>> BEGIN

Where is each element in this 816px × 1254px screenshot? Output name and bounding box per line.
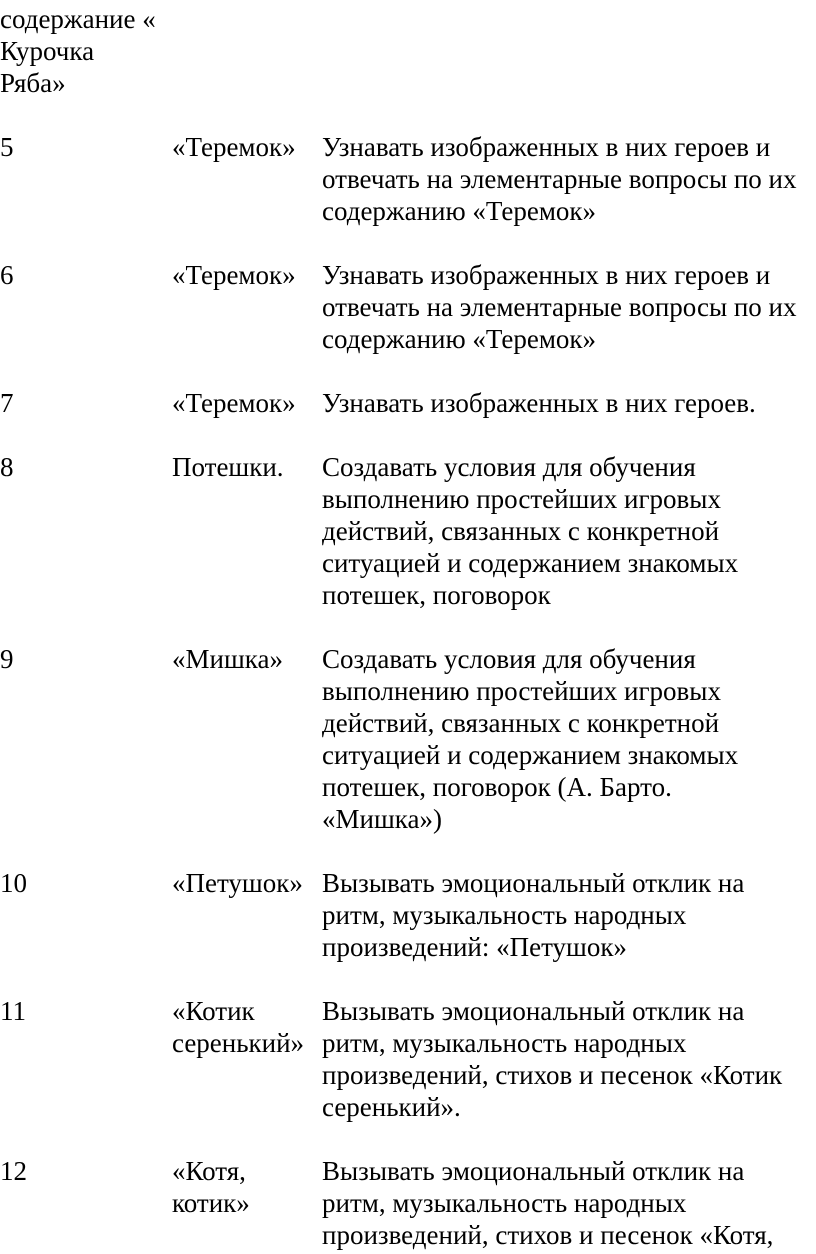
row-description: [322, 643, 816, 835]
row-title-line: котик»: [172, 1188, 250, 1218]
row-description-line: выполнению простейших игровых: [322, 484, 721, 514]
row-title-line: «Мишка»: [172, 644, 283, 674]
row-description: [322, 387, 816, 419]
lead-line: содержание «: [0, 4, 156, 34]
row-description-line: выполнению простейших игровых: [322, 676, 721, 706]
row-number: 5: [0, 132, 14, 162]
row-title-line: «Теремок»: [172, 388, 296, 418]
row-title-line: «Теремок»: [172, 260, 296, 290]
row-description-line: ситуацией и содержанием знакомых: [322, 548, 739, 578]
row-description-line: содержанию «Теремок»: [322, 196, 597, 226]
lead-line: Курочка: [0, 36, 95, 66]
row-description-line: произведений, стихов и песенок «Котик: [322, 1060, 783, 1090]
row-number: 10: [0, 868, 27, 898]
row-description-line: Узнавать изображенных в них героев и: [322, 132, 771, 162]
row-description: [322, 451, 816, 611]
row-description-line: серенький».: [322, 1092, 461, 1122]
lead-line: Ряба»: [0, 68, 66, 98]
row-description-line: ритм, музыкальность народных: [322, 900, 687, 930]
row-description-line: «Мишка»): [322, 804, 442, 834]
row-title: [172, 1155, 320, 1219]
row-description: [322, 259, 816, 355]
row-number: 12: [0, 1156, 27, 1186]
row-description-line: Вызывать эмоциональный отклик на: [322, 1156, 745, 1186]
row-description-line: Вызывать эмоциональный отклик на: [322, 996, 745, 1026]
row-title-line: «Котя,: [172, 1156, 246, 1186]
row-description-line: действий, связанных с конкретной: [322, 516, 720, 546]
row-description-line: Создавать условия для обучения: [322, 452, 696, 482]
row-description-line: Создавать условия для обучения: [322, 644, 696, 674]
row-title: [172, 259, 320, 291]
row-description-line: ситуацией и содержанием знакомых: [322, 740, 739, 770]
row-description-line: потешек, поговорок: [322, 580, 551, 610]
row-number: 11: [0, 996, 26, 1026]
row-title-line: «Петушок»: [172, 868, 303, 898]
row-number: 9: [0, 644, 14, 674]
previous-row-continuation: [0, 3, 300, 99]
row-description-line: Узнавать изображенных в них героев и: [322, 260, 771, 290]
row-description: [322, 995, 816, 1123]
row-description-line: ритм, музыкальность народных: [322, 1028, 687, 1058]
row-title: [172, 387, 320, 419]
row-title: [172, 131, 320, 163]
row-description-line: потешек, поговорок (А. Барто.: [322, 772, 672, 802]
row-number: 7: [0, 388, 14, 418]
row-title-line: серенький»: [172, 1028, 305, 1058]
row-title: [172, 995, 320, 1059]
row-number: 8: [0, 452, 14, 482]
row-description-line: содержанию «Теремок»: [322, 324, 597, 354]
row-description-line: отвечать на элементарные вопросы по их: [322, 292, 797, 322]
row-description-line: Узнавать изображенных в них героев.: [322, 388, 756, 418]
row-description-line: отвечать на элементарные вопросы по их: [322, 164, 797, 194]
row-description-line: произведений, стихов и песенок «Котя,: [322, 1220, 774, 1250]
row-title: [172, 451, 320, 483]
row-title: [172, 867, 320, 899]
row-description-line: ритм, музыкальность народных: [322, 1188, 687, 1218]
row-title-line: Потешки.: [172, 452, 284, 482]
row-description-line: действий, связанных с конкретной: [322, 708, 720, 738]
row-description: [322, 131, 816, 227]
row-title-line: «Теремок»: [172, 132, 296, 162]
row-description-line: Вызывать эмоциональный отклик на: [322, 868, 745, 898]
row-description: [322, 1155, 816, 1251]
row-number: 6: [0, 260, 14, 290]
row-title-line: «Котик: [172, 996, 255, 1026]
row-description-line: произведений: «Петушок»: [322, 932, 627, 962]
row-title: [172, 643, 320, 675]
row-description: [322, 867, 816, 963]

>> END

WHAT YOU SHOULD DO
Recast the data above as a Markdown table with the columns No. and Entry, one numbered row per line, skipping blank lines. Leave the picture out.

SOLVED PROBLEM
| No. | Entry |
|---|---|
| 1 | Where is each element in this 816px × 1254px screenshot? Output name and bounding box per line. |
| 2 | row-description: [322, 643, 816, 835] |
| 3 | row-title-line: котик»: [172, 1188, 250, 1218] |
| 4 | row-description-line: выполнению простейших игровых: [322, 484, 721, 514] |
| 5 | row-title-line: «Мишка»: [172, 644, 283, 674] |
| 6 | row-description: [322, 387, 816, 419] |
| 7 | lead-line: содержание «: [0, 4, 156, 34] |
| 8 | row-description-line: выполнению простейших игровых: [322, 676, 721, 706] |
| 9 | row-number: 5: [0, 132, 14, 162] |
| 10 | row-title-line: «Теремок»: [172, 388, 296, 418] |
| 11 | row-title-line: «Теремок»: [172, 260, 296, 290] |
| 12 | row-description-line: ситуацией и содержанием знакомых: [322, 548, 739, 578] |
| 13 | row-description-line: содержанию «Теремок»: [322, 196, 597, 226] |
| 14 | lead-line: Курочка: [0, 36, 95, 66] |
| 15 | row-description-line: произведений, стихов и песенок «Котик: [322, 1060, 783, 1090] |
| 16 | row-number: 10: [0, 868, 27, 898] |
| 17 | row-description-line: Узнавать изображенных в них героев и: [322, 132, 771, 162] |
| 18 | row-description: [322, 451, 816, 611] |
| 19 | row-description-line: серенький».: [322, 1092, 461, 1122] |
| 20 | lead-line: Ряба»: [0, 68, 66, 98] |
| 21 | row-description-line: ритм, музыкальность народных: [322, 900, 687, 930] |
| 22 | row-description-line: «Мишка»): [322, 804, 442, 834] |
| 23 | row-title: [172, 1155, 320, 1219] |
| 24 | row-description: [322, 259, 816, 355] |
| 25 | row-number: 12: [0, 1156, 27, 1186] |
| 26 | row-description-line: Вызывать эмоциональный отклик на: [322, 1156, 745, 1186] |
| 27 | row-description-line: Вызывать эмоциональный отклик на: [322, 996, 745, 1026] |
| 28 | row-title-line: «Котя,: [172, 1156, 246, 1186] |
| 29 | row-description-line: действий, связанных с конкретной: [322, 516, 720, 546] |
| 30 | row-description-line: Создавать условия для обучения: [322, 452, 696, 482] |
| 31 | row-description-line: Создавать условия для обучения: [322, 644, 696, 674] |
| 32 | row-title: [172, 259, 320, 291] |
| 33 | row-description-line: ситуацией и содержанием знакомых: [322, 740, 739, 770] |
| 34 | row-description-line: потешек, поговорок: [322, 580, 551, 610] |
| 35 | row-number: 11: [0, 996, 26, 1026] |
| 36 | row-title-line: «Петушок»: [172, 868, 303, 898] |
| 37 | row-number: 9: [0, 644, 14, 674] |
| 38 | previous-row-continuation: [0, 3, 300, 99] |
| 39 | row-description-line: Узнавать изображенных в них героев и: [322, 260, 771, 290] |
| 40 | row-description: [322, 995, 816, 1123] |
| 41 | row-description-line: ритм, музыкальность народных: [322, 1028, 687, 1058] |
| 42 | row-title: [172, 387, 320, 419] |
| 43 | row-title: [172, 131, 320, 163] |
| 44 | row-description-line: потешек, поговорок (А. Барто.: [322, 772, 672, 802] |
| 45 | row-number: 7: [0, 388, 14, 418] |
| 46 | row-title-line: серенький»: [172, 1028, 305, 1058] |
| 47 | row-title: [172, 995, 320, 1059] |
| 48 | row-number: 8: [0, 452, 14, 482] |
| 49 | row-description-line: содержанию «Теремок»: [322, 324, 597, 354] |
| 50 | row-description-line: отвечать на элементарные вопросы по их: [322, 292, 797, 322] |
| 51 | row-description-line: Узнавать изображенных в них героев.: [322, 388, 756, 418] |
| 52 | row-description-line: отвечать на элементарные вопросы по их: [322, 164, 797, 194] |
| 53 | row-description-line: произведений, стихов и песенок «Котя,: [322, 1220, 774, 1250] |
| 54 | row-title: [172, 451, 320, 483] |
| 55 | row-title: [172, 867, 320, 899] |
| 56 | row-description-line: ритм, музыкальность народных: [322, 1188, 687, 1218] |
| 57 | row-title-line: Потешки.: [172, 452, 284, 482] |
| 58 | row-description-line: действий, связанных с конкретной: [322, 708, 720, 738] |
| 59 | row-description: [322, 131, 816, 227] |
| 60 | row-title-line: «Теремок»: [172, 132, 296, 162] |
| 61 | row-description-line: Вызывать эмоциональный отклик на: [322, 868, 745, 898] |
| 62 | row-description: [322, 1155, 816, 1251] |
| 63 | row-number: 6: [0, 260, 14, 290] |
| 64 | row-title-line: «Котик: [172, 996, 255, 1026] |
| 65 | row-description-line: произведений: «Петушок»: [322, 932, 627, 962] |
| 66 | row-title: [172, 643, 320, 675] |
| 67 | row-description: [322, 867, 816, 963] |